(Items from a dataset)

_____

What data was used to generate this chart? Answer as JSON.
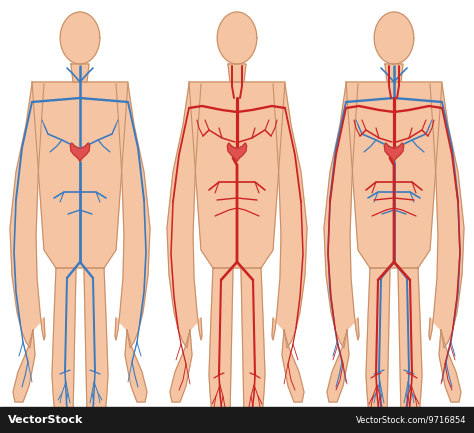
{
  "background_color": "#ffffff",
  "skin_color": "#f5c5a3",
  "skin_edge_color": "#c8906a",
  "vein_color": "#3a7abf",
  "artery_color": "#cc2222",
  "heart_color": "#e05050",
  "heart_accent": "#c0392b",
  "watermark_bg": "#1a1a1a",
  "watermark_text": "VectorStock",
  "watermark_text2": "VectorStock.com/9716854",
  "watermark_text_color": "#ffffff"
}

_____

◆ **Work required**:
Reproduce all of the data exactly; the pictures do not belong in the copy.

◆ **In response**:
What data was used to generate this chart? Answer as JSON.
{
  "background_color": "#ffffff",
  "skin_color": "#f5c5a3",
  "skin_edge_color": "#c8906a",
  "vein_color": "#3a7abf",
  "artery_color": "#cc2222",
  "heart_color": "#e05050",
  "heart_accent": "#c0392b",
  "watermark_bg": "#1a1a1a",
  "watermark_text": "VectorStock",
  "watermark_text2": "VectorStock.com/9716854",
  "watermark_text_color": "#ffffff"
}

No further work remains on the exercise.